→ Challenge
Reproduce each line that includes the word "pressure".

→ Source data
--- Start ---
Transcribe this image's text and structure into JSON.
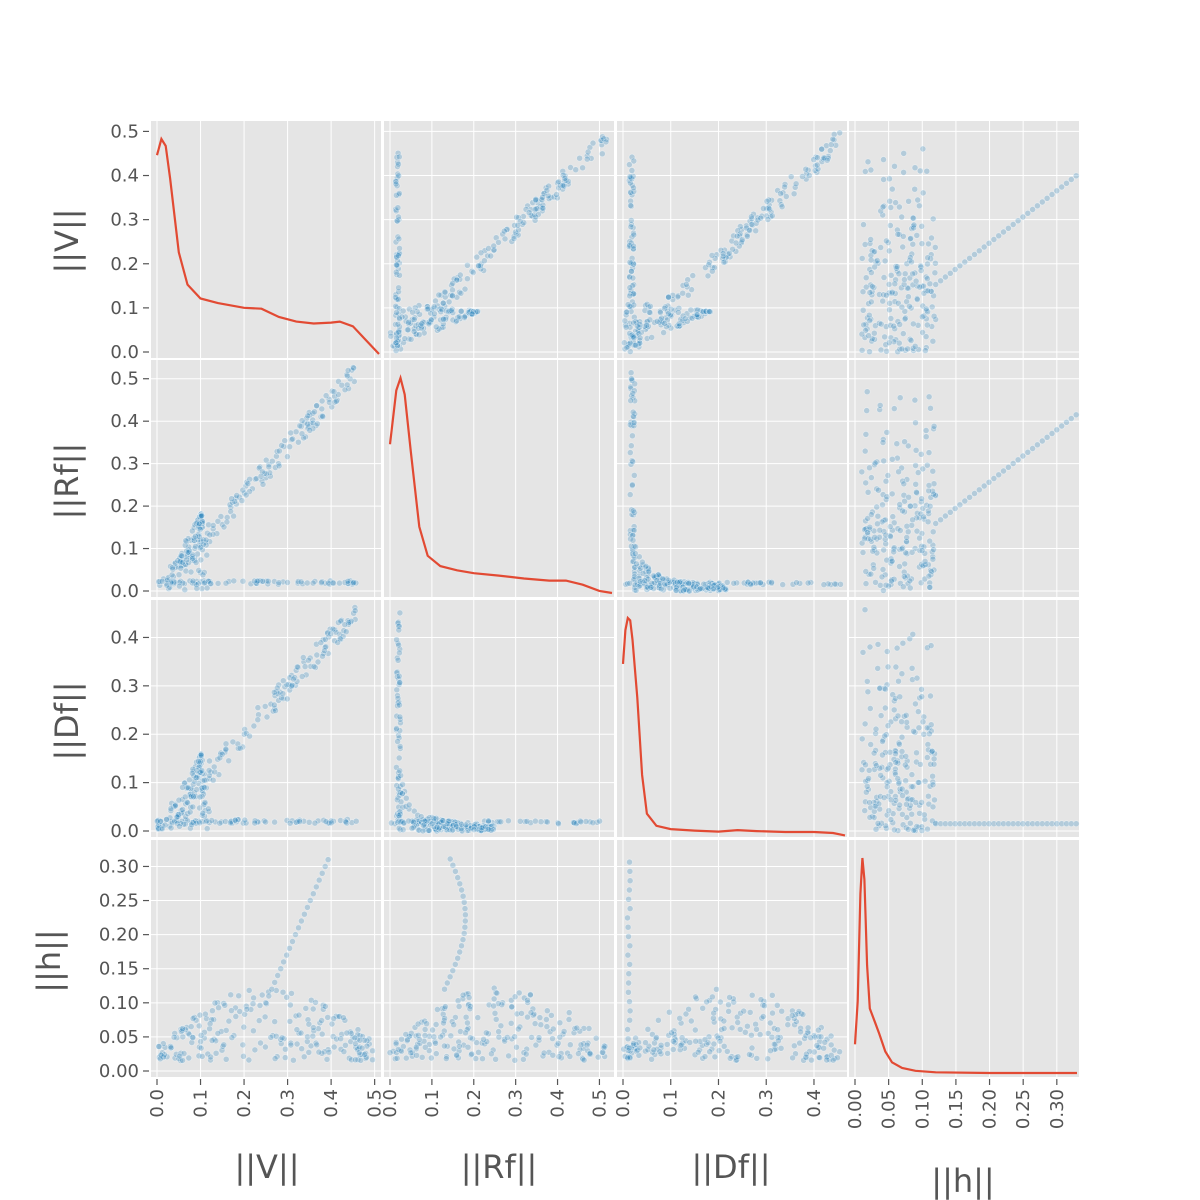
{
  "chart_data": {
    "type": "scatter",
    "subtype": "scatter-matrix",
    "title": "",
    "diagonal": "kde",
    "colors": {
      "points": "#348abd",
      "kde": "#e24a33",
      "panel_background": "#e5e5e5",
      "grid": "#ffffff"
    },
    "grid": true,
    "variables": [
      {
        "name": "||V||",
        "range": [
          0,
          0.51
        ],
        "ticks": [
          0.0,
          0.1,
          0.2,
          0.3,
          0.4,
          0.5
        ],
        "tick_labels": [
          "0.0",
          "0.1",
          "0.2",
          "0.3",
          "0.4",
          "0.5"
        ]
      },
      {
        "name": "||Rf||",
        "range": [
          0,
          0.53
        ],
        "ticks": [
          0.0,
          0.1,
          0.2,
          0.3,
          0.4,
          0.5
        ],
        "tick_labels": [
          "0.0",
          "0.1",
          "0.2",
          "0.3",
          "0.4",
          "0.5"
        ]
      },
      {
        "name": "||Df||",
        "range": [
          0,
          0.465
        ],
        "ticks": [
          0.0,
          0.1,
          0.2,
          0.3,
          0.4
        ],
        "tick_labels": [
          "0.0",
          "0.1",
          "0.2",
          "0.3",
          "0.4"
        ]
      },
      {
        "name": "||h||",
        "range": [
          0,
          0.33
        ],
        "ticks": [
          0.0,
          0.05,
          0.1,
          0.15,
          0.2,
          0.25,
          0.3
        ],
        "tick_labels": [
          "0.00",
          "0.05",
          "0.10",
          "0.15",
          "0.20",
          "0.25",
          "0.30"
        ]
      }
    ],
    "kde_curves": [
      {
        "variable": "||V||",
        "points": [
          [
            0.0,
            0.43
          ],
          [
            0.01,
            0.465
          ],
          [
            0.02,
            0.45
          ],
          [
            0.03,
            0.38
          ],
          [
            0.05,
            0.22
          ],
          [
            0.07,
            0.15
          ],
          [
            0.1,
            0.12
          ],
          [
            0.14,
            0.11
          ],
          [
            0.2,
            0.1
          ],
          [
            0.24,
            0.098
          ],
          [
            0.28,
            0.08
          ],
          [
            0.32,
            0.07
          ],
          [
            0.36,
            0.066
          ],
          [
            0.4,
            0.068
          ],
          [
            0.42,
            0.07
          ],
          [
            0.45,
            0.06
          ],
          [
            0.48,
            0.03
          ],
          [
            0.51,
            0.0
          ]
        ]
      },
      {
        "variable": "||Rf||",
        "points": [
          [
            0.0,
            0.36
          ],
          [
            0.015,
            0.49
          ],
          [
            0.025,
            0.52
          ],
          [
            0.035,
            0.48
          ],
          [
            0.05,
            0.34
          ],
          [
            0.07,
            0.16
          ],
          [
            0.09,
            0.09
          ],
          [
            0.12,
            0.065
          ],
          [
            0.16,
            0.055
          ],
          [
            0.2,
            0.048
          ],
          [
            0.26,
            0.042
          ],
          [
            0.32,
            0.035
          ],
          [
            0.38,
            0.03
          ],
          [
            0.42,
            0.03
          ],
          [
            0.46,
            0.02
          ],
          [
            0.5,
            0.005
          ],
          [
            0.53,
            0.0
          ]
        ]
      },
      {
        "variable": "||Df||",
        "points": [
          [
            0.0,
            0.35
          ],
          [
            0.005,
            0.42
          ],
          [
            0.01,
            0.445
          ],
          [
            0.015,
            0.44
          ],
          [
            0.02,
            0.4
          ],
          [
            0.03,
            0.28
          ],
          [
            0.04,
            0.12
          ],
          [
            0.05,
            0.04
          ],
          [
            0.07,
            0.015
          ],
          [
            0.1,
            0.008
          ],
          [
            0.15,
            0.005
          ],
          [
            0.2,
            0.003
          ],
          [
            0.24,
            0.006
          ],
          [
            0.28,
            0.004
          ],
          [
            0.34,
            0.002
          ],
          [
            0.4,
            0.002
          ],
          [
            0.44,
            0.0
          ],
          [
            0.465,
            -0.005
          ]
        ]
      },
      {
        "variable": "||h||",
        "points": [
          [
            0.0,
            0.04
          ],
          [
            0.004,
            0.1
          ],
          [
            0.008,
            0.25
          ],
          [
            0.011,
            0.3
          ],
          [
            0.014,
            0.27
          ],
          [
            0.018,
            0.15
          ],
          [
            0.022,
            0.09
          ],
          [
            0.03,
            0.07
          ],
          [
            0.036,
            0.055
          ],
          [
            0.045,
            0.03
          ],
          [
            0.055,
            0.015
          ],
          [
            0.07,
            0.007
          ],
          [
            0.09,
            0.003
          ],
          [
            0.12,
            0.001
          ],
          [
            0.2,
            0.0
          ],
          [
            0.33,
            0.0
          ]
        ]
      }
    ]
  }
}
--- End ---
--- Start ---
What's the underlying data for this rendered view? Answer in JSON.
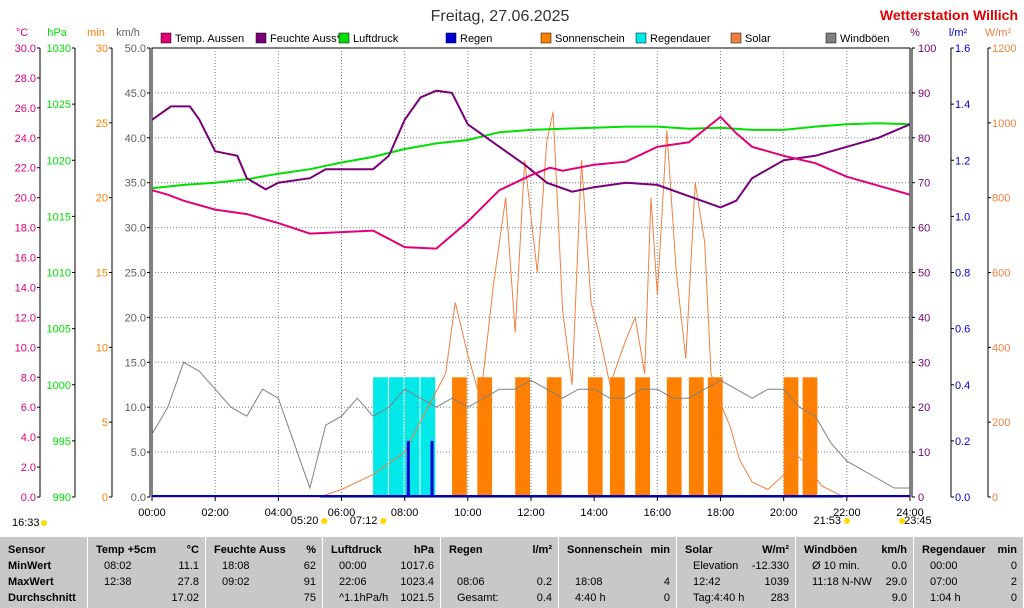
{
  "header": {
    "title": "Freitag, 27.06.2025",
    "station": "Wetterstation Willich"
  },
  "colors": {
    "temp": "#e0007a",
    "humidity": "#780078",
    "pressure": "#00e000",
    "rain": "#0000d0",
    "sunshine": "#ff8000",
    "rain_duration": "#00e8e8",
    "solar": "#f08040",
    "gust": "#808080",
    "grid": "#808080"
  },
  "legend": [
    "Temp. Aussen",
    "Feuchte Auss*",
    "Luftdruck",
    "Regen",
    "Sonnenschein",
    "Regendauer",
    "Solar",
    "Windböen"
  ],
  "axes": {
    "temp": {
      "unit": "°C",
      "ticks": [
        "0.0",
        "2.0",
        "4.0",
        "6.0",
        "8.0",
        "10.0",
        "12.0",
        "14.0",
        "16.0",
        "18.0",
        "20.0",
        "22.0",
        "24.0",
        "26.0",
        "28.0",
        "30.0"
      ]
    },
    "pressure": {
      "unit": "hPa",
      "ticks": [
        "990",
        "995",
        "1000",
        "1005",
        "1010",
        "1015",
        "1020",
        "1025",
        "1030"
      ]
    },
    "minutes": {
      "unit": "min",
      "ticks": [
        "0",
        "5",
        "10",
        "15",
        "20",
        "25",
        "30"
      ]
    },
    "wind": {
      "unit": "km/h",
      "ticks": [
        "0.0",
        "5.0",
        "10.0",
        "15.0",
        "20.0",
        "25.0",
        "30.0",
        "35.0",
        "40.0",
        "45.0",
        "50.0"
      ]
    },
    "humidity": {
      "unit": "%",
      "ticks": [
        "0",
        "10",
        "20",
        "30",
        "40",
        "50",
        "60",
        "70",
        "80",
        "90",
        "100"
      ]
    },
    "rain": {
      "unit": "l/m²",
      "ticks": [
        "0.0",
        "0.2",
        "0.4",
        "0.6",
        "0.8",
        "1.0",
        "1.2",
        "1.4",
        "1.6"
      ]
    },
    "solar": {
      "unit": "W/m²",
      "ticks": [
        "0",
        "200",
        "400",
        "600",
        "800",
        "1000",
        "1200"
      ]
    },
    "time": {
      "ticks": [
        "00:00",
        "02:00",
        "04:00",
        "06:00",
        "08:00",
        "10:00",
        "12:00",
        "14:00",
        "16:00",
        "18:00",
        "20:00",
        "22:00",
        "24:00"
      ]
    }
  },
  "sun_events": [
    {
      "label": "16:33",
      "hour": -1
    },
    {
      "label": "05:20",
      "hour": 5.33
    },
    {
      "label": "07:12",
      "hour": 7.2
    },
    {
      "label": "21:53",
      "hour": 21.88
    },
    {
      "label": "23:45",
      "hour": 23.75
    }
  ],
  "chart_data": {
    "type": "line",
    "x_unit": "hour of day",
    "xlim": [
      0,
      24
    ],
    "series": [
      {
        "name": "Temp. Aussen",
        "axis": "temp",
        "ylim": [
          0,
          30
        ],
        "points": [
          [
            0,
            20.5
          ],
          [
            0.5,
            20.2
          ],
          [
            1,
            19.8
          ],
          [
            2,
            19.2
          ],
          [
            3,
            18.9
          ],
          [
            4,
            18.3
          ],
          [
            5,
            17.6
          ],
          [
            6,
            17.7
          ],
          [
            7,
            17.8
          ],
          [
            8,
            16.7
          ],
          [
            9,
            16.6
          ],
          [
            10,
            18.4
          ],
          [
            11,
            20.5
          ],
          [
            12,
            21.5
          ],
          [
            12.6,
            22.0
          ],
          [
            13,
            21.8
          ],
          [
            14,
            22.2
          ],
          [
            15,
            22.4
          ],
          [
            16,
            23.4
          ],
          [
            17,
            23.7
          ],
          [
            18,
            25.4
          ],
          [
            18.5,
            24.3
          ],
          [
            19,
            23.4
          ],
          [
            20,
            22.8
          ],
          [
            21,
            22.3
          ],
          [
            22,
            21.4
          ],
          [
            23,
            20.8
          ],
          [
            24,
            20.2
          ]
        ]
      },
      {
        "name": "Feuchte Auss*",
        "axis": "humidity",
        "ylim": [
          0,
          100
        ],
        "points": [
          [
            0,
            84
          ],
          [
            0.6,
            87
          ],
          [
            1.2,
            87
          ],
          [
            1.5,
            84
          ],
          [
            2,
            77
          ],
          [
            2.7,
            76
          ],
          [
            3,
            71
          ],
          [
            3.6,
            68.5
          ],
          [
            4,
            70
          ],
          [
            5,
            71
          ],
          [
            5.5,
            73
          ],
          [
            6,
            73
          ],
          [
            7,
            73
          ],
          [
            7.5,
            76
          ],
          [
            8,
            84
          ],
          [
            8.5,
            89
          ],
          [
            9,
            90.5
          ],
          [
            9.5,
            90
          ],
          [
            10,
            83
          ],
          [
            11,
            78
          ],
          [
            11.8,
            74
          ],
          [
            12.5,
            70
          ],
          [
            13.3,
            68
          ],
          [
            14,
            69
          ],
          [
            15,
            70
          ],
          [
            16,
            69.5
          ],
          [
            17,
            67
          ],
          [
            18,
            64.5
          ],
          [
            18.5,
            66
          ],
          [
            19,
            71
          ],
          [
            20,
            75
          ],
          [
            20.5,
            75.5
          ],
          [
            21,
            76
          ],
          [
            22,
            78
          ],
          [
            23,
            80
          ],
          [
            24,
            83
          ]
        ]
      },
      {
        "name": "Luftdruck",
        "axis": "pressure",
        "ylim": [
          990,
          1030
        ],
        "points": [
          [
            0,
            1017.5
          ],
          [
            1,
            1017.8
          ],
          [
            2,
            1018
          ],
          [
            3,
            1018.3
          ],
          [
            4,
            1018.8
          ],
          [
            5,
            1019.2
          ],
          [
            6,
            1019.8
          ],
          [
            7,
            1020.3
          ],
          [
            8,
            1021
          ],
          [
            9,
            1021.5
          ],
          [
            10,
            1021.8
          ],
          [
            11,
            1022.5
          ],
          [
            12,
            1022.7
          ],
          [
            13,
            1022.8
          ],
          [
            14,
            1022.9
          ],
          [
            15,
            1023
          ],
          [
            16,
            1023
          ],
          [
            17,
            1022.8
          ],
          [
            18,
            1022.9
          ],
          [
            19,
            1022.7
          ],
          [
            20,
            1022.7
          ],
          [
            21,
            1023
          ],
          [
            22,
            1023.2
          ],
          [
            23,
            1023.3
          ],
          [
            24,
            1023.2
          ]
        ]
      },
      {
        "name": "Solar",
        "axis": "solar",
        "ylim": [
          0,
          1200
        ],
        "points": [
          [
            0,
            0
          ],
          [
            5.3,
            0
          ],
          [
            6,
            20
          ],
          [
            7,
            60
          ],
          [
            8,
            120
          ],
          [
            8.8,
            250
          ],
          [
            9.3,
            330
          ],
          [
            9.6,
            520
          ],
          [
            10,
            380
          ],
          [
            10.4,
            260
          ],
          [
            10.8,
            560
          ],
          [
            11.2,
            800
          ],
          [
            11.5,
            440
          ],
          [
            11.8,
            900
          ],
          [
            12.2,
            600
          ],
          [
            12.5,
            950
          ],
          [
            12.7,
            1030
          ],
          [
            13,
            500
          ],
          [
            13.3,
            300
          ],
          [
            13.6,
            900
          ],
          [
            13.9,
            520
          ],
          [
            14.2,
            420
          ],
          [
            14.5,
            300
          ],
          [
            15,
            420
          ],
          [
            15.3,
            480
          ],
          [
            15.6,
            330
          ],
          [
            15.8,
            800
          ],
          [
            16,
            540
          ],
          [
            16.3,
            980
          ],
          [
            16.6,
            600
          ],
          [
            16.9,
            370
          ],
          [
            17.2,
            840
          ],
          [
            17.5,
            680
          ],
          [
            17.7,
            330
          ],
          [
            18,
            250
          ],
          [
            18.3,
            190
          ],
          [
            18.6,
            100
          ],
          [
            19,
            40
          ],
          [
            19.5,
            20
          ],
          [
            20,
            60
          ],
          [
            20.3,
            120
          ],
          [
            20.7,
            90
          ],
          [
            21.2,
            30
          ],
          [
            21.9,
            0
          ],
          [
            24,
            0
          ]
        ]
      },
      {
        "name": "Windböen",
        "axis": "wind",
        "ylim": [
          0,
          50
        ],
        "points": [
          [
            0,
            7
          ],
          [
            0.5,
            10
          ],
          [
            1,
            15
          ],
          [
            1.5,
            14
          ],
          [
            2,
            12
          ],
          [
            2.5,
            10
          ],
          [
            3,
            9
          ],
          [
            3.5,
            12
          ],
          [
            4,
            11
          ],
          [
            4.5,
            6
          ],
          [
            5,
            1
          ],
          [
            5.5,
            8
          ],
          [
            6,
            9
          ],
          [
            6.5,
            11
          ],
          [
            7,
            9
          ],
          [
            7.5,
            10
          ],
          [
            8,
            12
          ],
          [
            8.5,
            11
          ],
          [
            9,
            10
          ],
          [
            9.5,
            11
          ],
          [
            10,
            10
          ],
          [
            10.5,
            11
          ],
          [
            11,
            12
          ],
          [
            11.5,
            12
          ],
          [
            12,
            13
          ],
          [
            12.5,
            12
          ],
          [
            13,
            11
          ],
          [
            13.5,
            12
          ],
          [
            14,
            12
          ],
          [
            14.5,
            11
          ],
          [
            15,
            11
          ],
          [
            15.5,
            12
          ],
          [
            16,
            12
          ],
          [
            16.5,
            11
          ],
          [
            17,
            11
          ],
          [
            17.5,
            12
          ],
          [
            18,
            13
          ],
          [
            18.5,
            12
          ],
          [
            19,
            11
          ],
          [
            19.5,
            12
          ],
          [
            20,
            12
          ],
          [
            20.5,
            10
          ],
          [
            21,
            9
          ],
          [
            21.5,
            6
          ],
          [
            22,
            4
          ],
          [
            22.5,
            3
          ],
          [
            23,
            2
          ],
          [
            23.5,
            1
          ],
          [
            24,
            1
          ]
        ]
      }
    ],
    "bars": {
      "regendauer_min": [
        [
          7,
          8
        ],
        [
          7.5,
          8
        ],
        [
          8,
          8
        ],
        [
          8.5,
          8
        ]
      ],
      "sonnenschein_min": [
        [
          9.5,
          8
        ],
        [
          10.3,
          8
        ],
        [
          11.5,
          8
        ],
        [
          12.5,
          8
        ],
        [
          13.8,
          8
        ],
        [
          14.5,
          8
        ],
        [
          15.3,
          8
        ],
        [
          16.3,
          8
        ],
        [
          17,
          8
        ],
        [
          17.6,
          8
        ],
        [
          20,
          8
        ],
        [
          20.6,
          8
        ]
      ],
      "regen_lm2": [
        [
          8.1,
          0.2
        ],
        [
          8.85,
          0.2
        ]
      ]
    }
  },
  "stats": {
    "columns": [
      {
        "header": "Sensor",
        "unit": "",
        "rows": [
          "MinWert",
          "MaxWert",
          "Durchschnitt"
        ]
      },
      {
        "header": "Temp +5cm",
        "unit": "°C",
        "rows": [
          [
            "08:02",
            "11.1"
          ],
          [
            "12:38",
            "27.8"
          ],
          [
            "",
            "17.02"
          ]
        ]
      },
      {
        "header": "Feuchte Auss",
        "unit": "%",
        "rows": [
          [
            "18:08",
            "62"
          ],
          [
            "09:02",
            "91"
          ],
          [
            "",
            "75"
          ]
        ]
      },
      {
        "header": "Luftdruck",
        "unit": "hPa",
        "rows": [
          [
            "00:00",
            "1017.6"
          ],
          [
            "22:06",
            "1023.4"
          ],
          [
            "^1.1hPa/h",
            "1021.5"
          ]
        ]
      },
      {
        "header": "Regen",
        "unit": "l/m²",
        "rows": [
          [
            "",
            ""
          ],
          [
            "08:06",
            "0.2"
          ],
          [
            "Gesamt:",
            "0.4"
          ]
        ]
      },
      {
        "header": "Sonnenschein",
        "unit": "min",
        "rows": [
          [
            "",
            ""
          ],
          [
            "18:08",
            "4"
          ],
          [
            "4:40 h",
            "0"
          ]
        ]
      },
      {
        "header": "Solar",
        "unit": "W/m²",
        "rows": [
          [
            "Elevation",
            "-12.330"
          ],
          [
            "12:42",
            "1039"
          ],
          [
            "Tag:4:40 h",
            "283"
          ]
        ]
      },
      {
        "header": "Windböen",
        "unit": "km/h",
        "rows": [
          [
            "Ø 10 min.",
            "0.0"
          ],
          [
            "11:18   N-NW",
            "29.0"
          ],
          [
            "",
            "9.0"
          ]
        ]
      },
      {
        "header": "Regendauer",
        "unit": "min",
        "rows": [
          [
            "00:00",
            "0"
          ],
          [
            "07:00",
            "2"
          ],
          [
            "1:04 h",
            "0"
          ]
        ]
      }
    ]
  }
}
--- End ---
→ Expected answer
    "pressure": "#00e000",
    "pressure": {
        "axis": "pressure",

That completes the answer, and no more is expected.